Collected data entries
= = =
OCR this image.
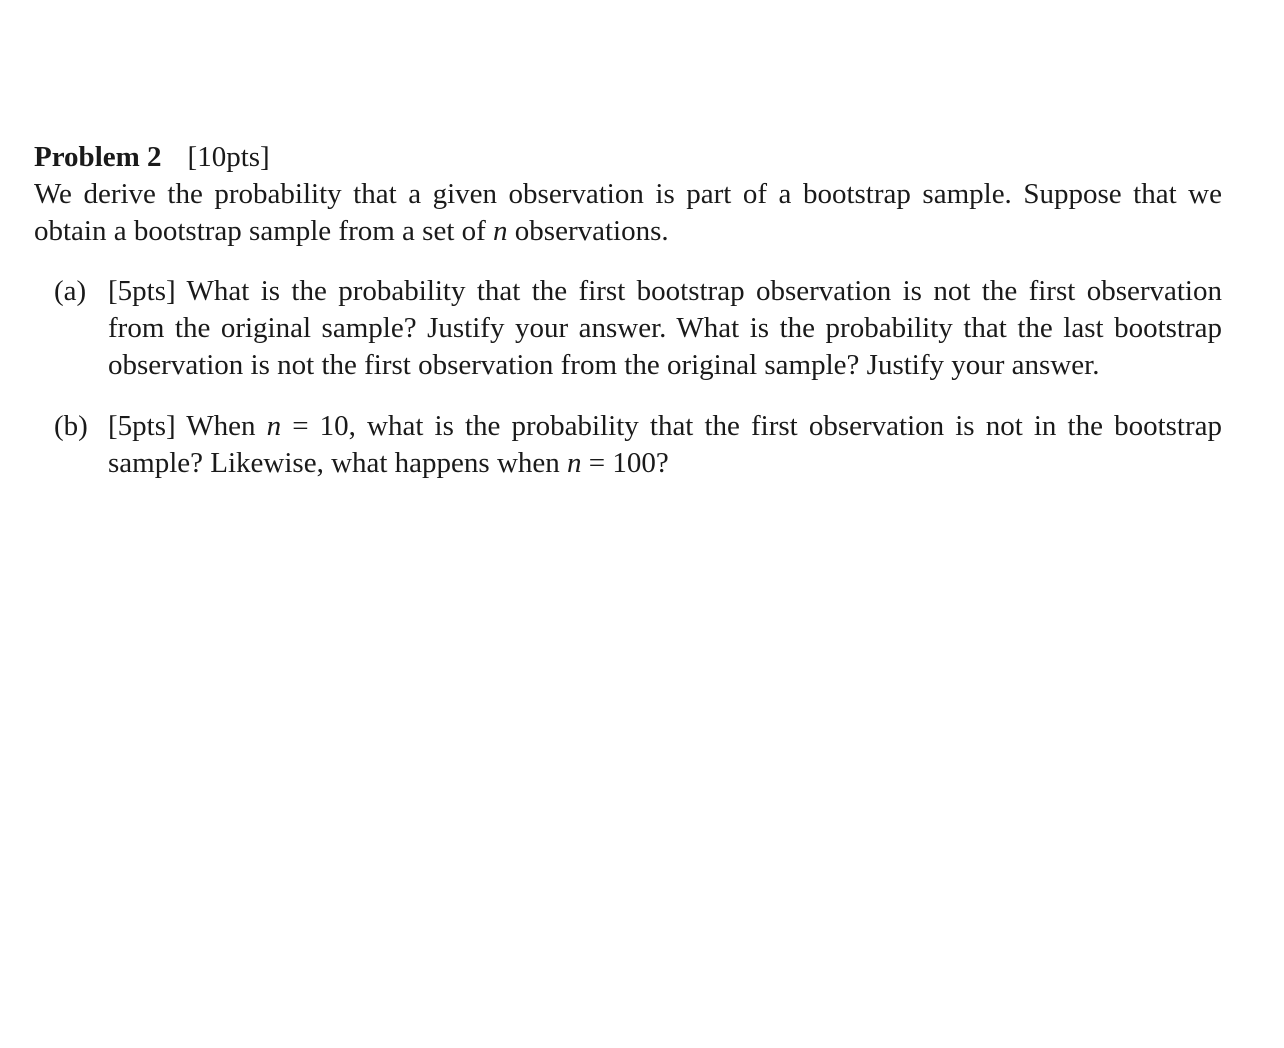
Problem 2 [10pts]

We derive the probability that a given observation is part of a bootstrap sample. Suppose that we obtain a bootstrap sample from a set of n observations.

(a) [5pts] What is the probability that the first bootstrap observation is not the first observation from the original sample? Justify your answer. What is the probability that the last bootstrap observation is not the first observation from the original sample? Justify your answer.
(b) [5pts] When n = 10, what is the probability that the first observation is not in the bootstrap sample? Likewise, what happens when n = 100?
= = =
# Instructions for the task:
Copy every line of the data word for word, omitting the images.

# Finished answer:
OCR this image.
Problem 2 [10pts]

We derive the probability that a given observation is part of a bootstrap sample. Suppose that we obtain a bootstrap sample from a set of n observations.

(a) [5pts] What is the probability that the first bootstrap observation is not the first observation from the original sample? Justify your answer. What is the probability that the last bootstrap observation is not the first observation from the original sample? Justify your answer.
(b) [5pts] When n = 10, what is the probability that the first observation is not in the bootstrap sample? Likewise, what happens when n = 100?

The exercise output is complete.